**DIRECTIONS:**
Render the lines below as a Markdown table with the columns "No." and "Line", giving each nonblank line its own row. Leave the pictures out.

Listings of boxed layout elements:
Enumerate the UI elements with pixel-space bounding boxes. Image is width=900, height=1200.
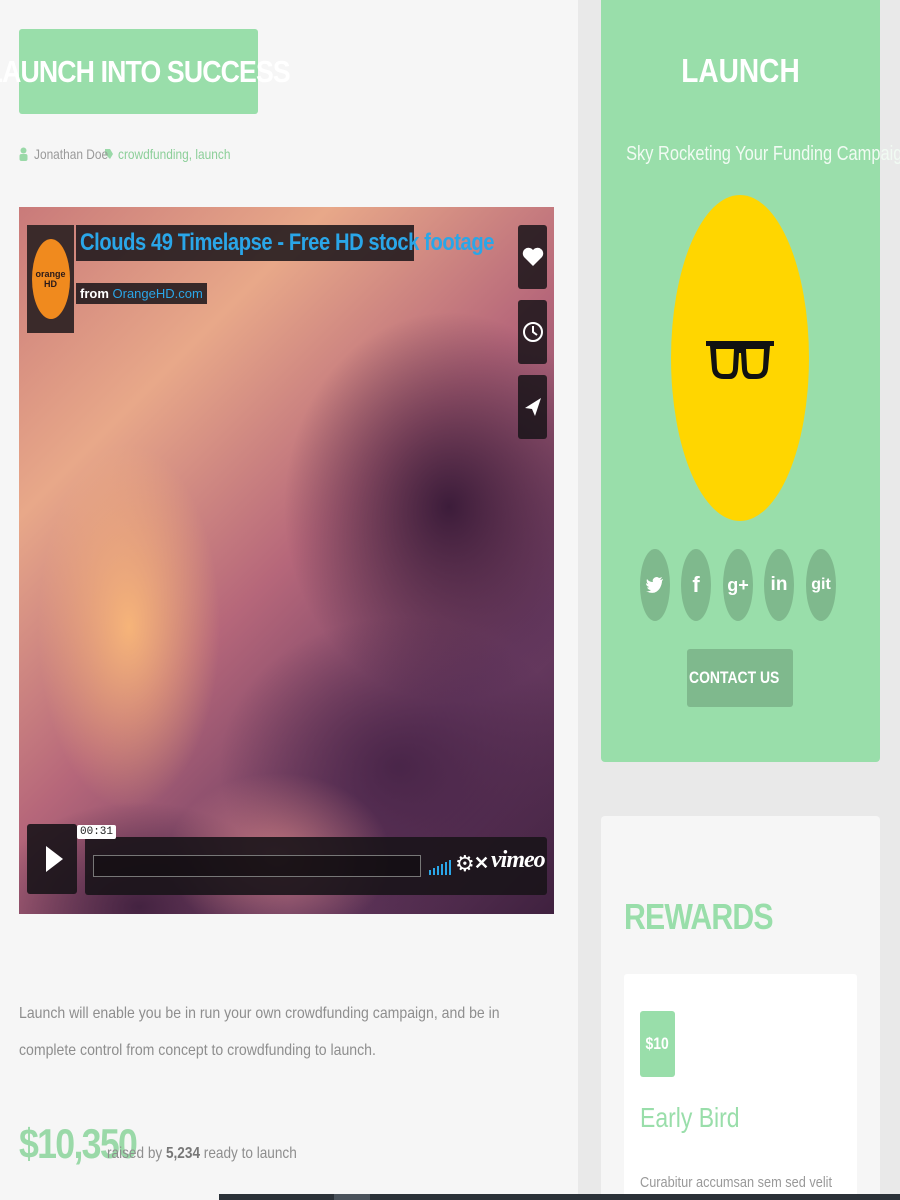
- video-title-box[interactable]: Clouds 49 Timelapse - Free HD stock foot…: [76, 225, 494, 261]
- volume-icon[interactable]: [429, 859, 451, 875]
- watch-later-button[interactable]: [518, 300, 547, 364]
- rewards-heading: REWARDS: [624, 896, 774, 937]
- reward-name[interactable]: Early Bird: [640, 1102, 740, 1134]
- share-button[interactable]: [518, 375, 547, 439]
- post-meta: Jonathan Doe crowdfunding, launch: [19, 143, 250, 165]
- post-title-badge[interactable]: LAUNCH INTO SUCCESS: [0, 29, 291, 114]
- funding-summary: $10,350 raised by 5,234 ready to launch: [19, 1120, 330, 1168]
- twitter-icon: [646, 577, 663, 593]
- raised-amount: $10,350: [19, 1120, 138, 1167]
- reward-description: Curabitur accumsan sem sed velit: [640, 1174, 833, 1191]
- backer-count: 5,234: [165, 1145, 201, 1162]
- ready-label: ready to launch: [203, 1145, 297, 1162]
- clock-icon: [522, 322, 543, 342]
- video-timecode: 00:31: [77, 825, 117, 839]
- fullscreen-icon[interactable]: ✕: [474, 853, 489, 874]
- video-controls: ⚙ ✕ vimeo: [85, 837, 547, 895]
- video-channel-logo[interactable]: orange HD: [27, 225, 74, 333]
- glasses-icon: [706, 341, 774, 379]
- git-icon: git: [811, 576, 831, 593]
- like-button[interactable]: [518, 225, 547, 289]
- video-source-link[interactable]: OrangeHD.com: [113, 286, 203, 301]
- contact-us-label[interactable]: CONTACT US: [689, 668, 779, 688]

**OUTPUT FOR THIS EXERCISE:**
| No. | Line |
|---|---|
| 1 | Enumerate the UI elements with pixel-space bounding boxes. Image is width=900, height=1200. |
| 2 | - video-title-box[interactable]: Clouds 49 Timelapse - Free HD stock foot…: [76, 225, 494, 261] |
| 3 | - volume-icon[interactable]: [429, 859, 451, 875] |
| 4 | - watch-later-button[interactable]: [518, 300, 547, 364] |
| 5 | - rewards-heading: REWARDS: [624, 896, 774, 937] |
| 6 | - reward-name[interactable]: Early Bird: [640, 1102, 740, 1134] |
| 7 | - share-button[interactable]: [518, 375, 547, 439] |
| 8 | - post-meta: Jonathan Doe crowdfunding, launch: [19, 143, 250, 165] |
| 9 | - post-title-badge[interactable]: LAUNCH INTO SUCCESS: [0, 29, 291, 114] |
| 10 | - funding-summary: $10,350 raised by 5,234 ready to launch: [19, 1120, 330, 1168] |
| 11 | - twitter-icon: [646, 577, 663, 593] |
| 12 | - raised-amount: $10,350: [19, 1120, 138, 1167] |
| 13 | - reward-description: Curabitur accumsan sem sed velit: [640, 1174, 833, 1191] |
| 14 | - backer-count: 5,234: [165, 1145, 201, 1162] |
| 15 | - ready-label: ready to launch: [203, 1145, 297, 1162] |
| 16 | - clock-icon: [522, 322, 543, 342] |
| 17 | - video-timecode: 00:31: [77, 825, 117, 839] |
| 18 | - fullscreen-icon[interactable]: ✕: [474, 853, 489, 874] |
| 19 | - video-controls: ⚙ ✕ vimeo: [85, 837, 547, 895] |
| 20 | - video-channel-logo[interactable]: orange HD: [27, 225, 74, 333] |
| 21 | - glasses-icon: [706, 341, 774, 379] |
| 22 | - git-icon: git: [811, 576, 831, 593] |
| 23 | - like-button[interactable]: [518, 225, 547, 289] |
| 24 | - video-source-link[interactable]: OrangeHD.com: [113, 286, 203, 301] |
| 25 | - contact-us-label[interactable]: CONTACT US: [689, 668, 779, 688] |